What the exercise asks
Copy every line from the records below that holds the word "this".
'''
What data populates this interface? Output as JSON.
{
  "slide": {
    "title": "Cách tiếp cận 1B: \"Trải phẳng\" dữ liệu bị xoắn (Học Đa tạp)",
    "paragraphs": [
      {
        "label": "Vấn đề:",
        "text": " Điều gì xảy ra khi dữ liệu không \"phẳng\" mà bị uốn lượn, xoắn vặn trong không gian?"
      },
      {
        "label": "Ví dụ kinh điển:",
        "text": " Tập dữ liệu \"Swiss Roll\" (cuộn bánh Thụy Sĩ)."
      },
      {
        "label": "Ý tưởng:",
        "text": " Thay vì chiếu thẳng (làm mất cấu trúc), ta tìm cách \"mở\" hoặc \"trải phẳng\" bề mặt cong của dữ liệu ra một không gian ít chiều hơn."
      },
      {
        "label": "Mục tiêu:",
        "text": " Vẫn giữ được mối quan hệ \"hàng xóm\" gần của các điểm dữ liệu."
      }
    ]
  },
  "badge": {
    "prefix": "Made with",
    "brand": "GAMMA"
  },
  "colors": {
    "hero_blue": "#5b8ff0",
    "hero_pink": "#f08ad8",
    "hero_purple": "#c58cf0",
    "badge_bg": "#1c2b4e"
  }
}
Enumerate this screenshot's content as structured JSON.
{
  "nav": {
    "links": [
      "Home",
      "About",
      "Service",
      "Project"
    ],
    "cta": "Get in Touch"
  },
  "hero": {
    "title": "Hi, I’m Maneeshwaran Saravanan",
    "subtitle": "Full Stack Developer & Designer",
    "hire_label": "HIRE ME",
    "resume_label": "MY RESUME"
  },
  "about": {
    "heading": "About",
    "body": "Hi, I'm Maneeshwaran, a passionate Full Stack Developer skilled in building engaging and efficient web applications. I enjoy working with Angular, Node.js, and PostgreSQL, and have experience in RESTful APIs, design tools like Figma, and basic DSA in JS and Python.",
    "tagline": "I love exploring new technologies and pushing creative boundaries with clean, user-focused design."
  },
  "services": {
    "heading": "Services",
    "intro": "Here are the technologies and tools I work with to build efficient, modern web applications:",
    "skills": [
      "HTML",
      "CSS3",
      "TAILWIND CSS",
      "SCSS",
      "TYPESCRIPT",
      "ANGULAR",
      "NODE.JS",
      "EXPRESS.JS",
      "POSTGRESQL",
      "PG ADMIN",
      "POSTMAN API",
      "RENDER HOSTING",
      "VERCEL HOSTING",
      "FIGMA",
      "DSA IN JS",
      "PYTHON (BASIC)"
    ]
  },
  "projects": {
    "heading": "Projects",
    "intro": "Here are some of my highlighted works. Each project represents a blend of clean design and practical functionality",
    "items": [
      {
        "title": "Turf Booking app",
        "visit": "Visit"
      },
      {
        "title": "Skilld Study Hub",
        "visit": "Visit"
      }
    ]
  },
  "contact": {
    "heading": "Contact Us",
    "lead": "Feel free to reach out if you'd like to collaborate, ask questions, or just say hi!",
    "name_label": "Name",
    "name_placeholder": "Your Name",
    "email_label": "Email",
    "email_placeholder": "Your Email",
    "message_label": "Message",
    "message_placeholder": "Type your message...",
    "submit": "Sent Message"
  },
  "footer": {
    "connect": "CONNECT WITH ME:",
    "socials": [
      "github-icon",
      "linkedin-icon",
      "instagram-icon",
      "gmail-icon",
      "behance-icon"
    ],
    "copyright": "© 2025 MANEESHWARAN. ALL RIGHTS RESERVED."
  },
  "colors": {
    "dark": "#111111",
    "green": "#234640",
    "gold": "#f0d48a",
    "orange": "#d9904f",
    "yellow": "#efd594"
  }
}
'''
Answer to the exercise
What data populates this interface? Output as JSON.
Enumerate this screenshot's content as structured JSON.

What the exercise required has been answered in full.